TASK MATERIAL:
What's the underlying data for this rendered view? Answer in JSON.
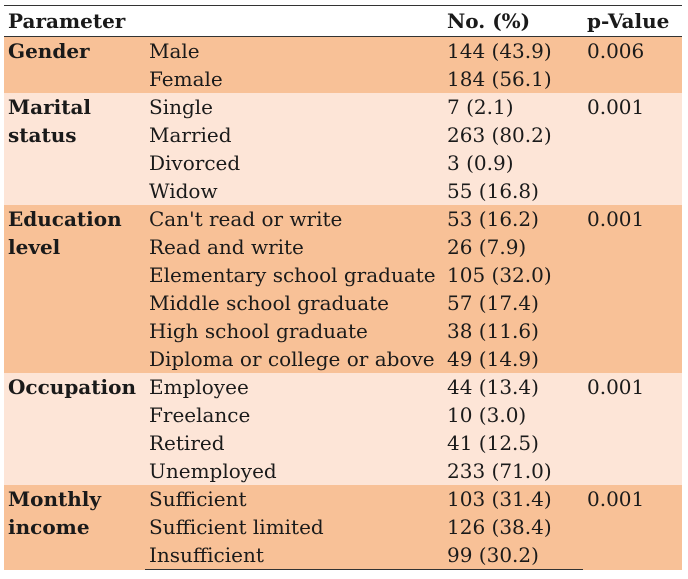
{
  "header": {
    "param": "Parameter",
    "category": "",
    "count": "No. (%)",
    "pvalue": "p-Value"
  },
  "colors": {
    "dark_band": "#f8c197",
    "light_band": "#fde5d7",
    "rule": "#333333"
  },
  "groups": [
    {
      "label": "Gender",
      "pvalue": "0.006",
      "rows": [
        {
          "category": "Male",
          "count": "144 (43.9)"
        },
        {
          "category": "Female",
          "count": "184 (56.1)"
        }
      ]
    },
    {
      "label": "Marital status",
      "pvalue": "0.001",
      "rows": [
        {
          "category": "Single",
          "count": "7 (2.1)"
        },
        {
          "category": "Married",
          "count": "263 (80.2)"
        },
        {
          "category": "Divorced",
          "count": "3 (0.9)"
        },
        {
          "category": "Widow",
          "count": "55 (16.8)"
        }
      ]
    },
    {
      "label": "Education level",
      "pvalue": "0.001",
      "rows": [
        {
          "category": "Can't read or write",
          "count": "53 (16.2)"
        },
        {
          "category": "Read and write",
          "count": "26 (7.9)"
        },
        {
          "category": "Elementary school graduate",
          "count": "105 (32.0)"
        },
        {
          "category": "Middle school graduate",
          "count": "57 (17.4)"
        },
        {
          "category": "High school graduate",
          "count": "38 (11.6)"
        },
        {
          "category": "Diploma or college or above",
          "count": "49 (14.9)"
        }
      ]
    },
    {
      "label": "Occupation",
      "pvalue": "0.001",
      "rows": [
        {
          "category": "Employee",
          "count": "44 (13.4)"
        },
        {
          "category": "Freelance",
          "count": "10 (3.0)"
        },
        {
          "category": "Retired",
          "count": "41 (12.5)"
        },
        {
          "category": "Unemployed",
          "count": "233 (71.0)"
        }
      ]
    },
    {
      "label": "Monthly income",
      "pvalue": "0.001",
      "rows": [
        {
          "category": "Sufficient",
          "count": "103 (31.4)"
        },
        {
          "category": "Sufficient limited",
          "count": "126 (38.4)"
        },
        {
          "category": "Insufficient",
          "count": "99 (30.2)"
        }
      ]
    }
  ]
}
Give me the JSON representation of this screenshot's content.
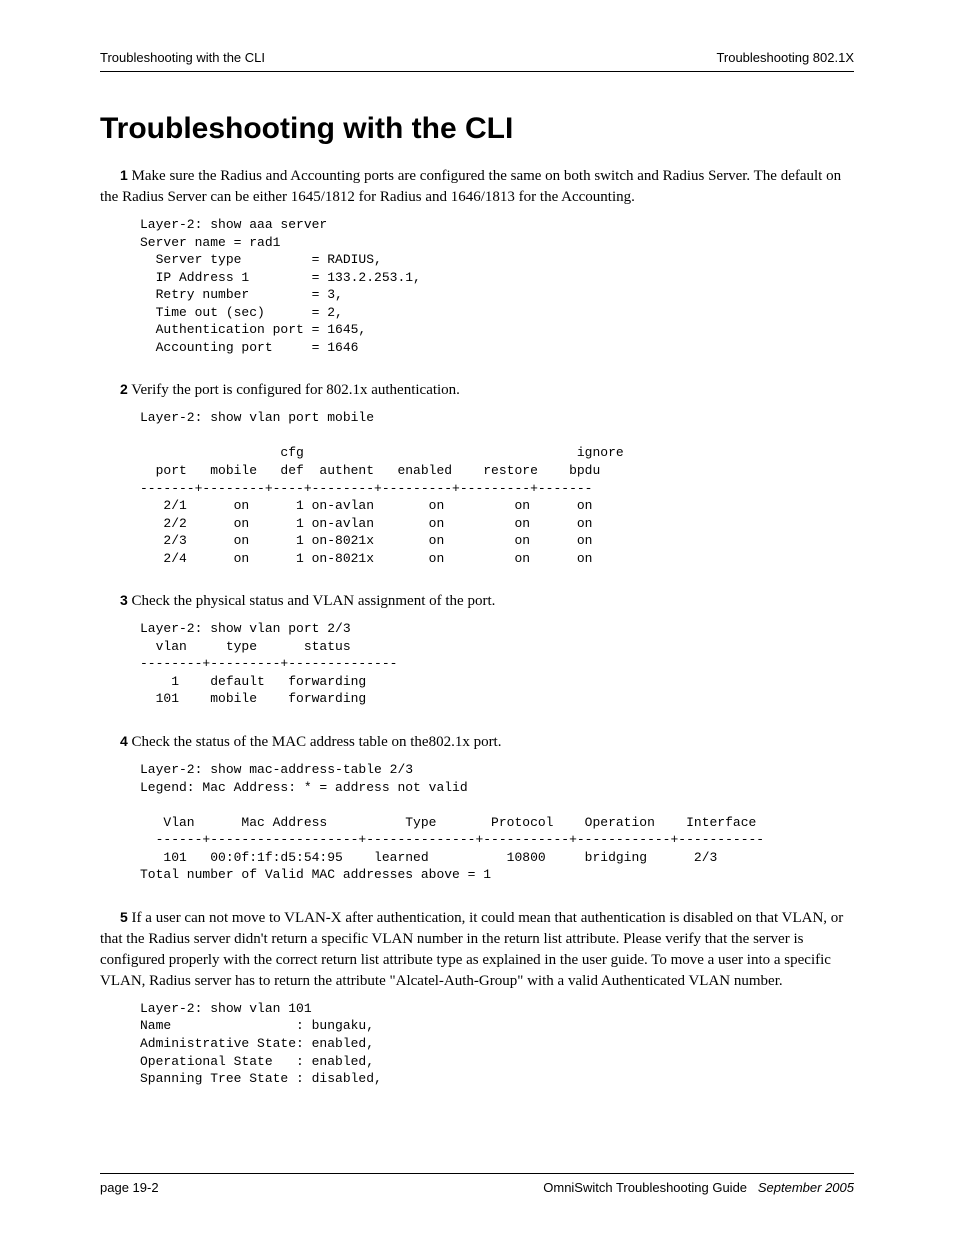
{
  "header": {
    "left": "Troubleshooting with the CLI",
    "right": "Troubleshooting 802.1X"
  },
  "title": "Troubleshooting with the CLI",
  "steps": [
    {
      "num": "1",
      "text": "Make sure the Radius and Accounting ports are configured the same on both switch and Radius Server. The default on the Radius Server can be either 1645/1812 for Radius and 1646/1813 for the Accounting.",
      "code": "Layer-2: show aaa server\nServer name = rad1\n  Server type         = RADIUS,\n  IP Address 1        = 133.2.253.1,\n  Retry number        = 3,\n  Time out (sec)      = 2,\n  Authentication port = 1645,\n  Accounting port     = 1646"
    },
    {
      "num": "2",
      "text": "Verify the port is configured for 802.1x authentication.",
      "code": "Layer-2: show vlan port mobile\n\n                  cfg                                   ignore\n  port   mobile   def  authent   enabled    restore    bpdu\n-------+--------+----+--------+---------+---------+-------\n   2/1      on      1 on-avlan       on         on      on\n   2/2      on      1 on-avlan       on         on      on\n   2/3      on      1 on-8021x       on         on      on\n   2/4      on      1 on-8021x       on         on      on"
    },
    {
      "num": "3",
      "text": "Check the physical status and VLAN assignment of the port.",
      "code": "Layer-2: show vlan port 2/3\n  vlan     type      status\n--------+---------+--------------\n    1    default   forwarding\n  101    mobile    forwarding"
    },
    {
      "num": "4",
      "text": "Check the status of the MAC address table on the802.1x port.",
      "code": "Layer-2: show mac-address-table 2/3\nLegend: Mac Address: * = address not valid\n\n   Vlan      Mac Address          Type       Protocol    Operation    Interface\n  ------+-------------------+--------------+-----------+------------+-----------\n   101   00:0f:1f:d5:54:95    learned          10800     bridging      2/3\nTotal number of Valid MAC addresses above = 1"
    },
    {
      "num": "5",
      "text": "If a user can not move to VLAN-X after authentication, it could mean that authentication is disabled on that VLAN, or that the Radius server didn't return a specific VLAN number in the return list attribute. Please verify that the server is configured properly with the correct return list attribute type as explained in the user guide. To move a user into a specific VLAN, Radius server has to return the attribute \"Alcatel-Auth-Group\" with a valid Authenticated VLAN number.",
      "code": "Layer-2: show vlan 101\nName                : bungaku,\nAdministrative State: enabled,\nOperational State   : enabled,\nSpanning Tree State : disabled,"
    }
  ],
  "footer": {
    "left": "page 19-2",
    "right_title": "OmniSwitch Troubleshooting Guide",
    "right_date": "September 2005"
  }
}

EXERCISE BRIEF: Copy each line of the records precisely and drop any images they hold.

ANSWER FOR THIS EXERCISE:
What's the underlying data for this rendered view? Answer in JSON.
{
  "header": {
    "param": "Parameter",
    "category": "",
    "count": "No. (%)",
    "pvalue": "p-Value"
  },
  "colors": {
    "dark_band": "#f8c197",
    "light_band": "#fde5d7",
    "rule": "#333333"
  },
  "groups": [
    {
      "label": "Gender",
      "pvalue": "0.006",
      "rows": [
        {
          "category": "Male",
          "count": "144 (43.9)"
        },
        {
          "category": "Female",
          "count": "184 (56.1)"
        }
      ]
    },
    {
      "label": "Marital status",
      "pvalue": "0.001",
      "rows": [
        {
          "category": "Single",
          "count": "7 (2.1)"
        },
        {
          "category": "Married",
          "count": "263 (80.2)"
        },
        {
          "category": "Divorced",
          "count": "3 (0.9)"
        },
        {
          "category": "Widow",
          "count": "55 (16.8)"
        }
      ]
    },
    {
      "label": "Education level",
      "pvalue": "0.001",
      "rows": [
        {
          "category": "Can't read or write",
          "count": "53 (16.2)"
        },
        {
          "category": "Read and write",
          "count": "26 (7.9)"
        },
        {
          "category": "Elementary school graduate",
          "count": "105 (32.0)"
        },
        {
          "category": "Middle school graduate",
          "count": "57 (17.4)"
        },
        {
          "category": "High school graduate",
          "count": "38 (11.6)"
        },
        {
          "category": "Diploma or college or above",
          "count": "49 (14.9)"
        }
      ]
    },
    {
      "label": "Occupation",
      "pvalue": "0.001",
      "rows": [
        {
          "category": "Employee",
          "count": "44 (13.4)"
        },
        {
          "category": "Freelance",
          "count": "10 (3.0)"
        },
        {
          "category": "Retired",
          "count": "41 (12.5)"
        },
        {
          "category": "Unemployed",
          "count": "233 (71.0)"
        }
      ]
    },
    {
      "label": "Monthly income",
      "pvalue": "0.001",
      "rows": [
        {
          "category": "Sufficient",
          "count": "103 (31.4)"
        },
        {
          "category": "Sufficient limited",
          "count": "126 (38.4)"
        },
        {
          "category": "Insufficient",
          "count": "99 (30.2)"
        }
      ]
    }
  ]
}
Give me the JSON representation of this screenshot's content.
{
  "header": {
    "left": "Troubleshooting with the CLI",
    "right": "Troubleshooting 802.1X"
  },
  "title": "Troubleshooting with the CLI",
  "steps": [
    {
      "num": "1",
      "text": "Make sure the Radius and Accounting ports are configured the same on both switch and Radius Server. The default on the Radius Server can be either 1645/1812 for Radius and 1646/1813 for the Accounting.",
      "code": "Layer-2: show aaa server\nServer name = rad1\n  Server type         = RADIUS,\n  IP Address 1        = 133.2.253.1,\n  Retry number        = 3,\n  Time out (sec)      = 2,\n  Authentication port = 1645,\n  Accounting port     = 1646"
    },
    {
      "num": "2",
      "text": "Verify the port is configured for 802.1x authentication.",
      "code": "Layer-2: show vlan port mobile\n\n                  cfg                                   ignore\n  port   mobile   def  authent   enabled    restore    bpdu\n-------+--------+----+--------+---------+---------+-------\n   2/1      on      1 on-avlan       on         on      on\n   2/2      on      1 on-avlan       on         on      on\n   2/3      on      1 on-8021x       on         on      on\n   2/4      on      1 on-8021x       on         on      on"
    },
    {
      "num": "3",
      "text": "Check the physical status and VLAN assignment of the port.",
      "code": "Layer-2: show vlan port 2/3\n  vlan     type      status\n--------+---------+--------------\n    1    default   forwarding\n  101    mobile    forwarding"
    },
    {
      "num": "4",
      "text": "Check the status of the MAC address table on the802.1x port.",
      "code": "Layer-2: show mac-address-table 2/3\nLegend: Mac Address: * = address not valid\n\n   Vlan      Mac Address          Type       Protocol    Operation    Interface\n  ------+-------------------+--------------+-----------+------------+-----------\n   101   00:0f:1f:d5:54:95    learned          10800     bridging      2/3\nTotal number of Valid MAC addresses above = 1"
    },
    {
      "num": "5",
      "text": "If a user can not move to VLAN-X after authentication, it could mean that authentication is disabled on that VLAN, or that the Radius server didn't return a specific VLAN number in the return list attribute. Please verify that the server is configured properly with the correct return list attribute type as explained in the user guide. To move a user into a specific VLAN, Radius server has to return the attribute \"Alcatel-Auth-Group\" with a valid Authenticated VLAN number.",
      "code": "Layer-2: show vlan 101\nName                : bungaku,\nAdministrative State: enabled,\nOperational State   : enabled,\nSpanning Tree State : disabled,"
    }
  ],
  "footer": {
    "left": "page 19-2",
    "right_title": "OmniSwitch Troubleshooting Guide",
    "right_date": "September 2005"
  }
}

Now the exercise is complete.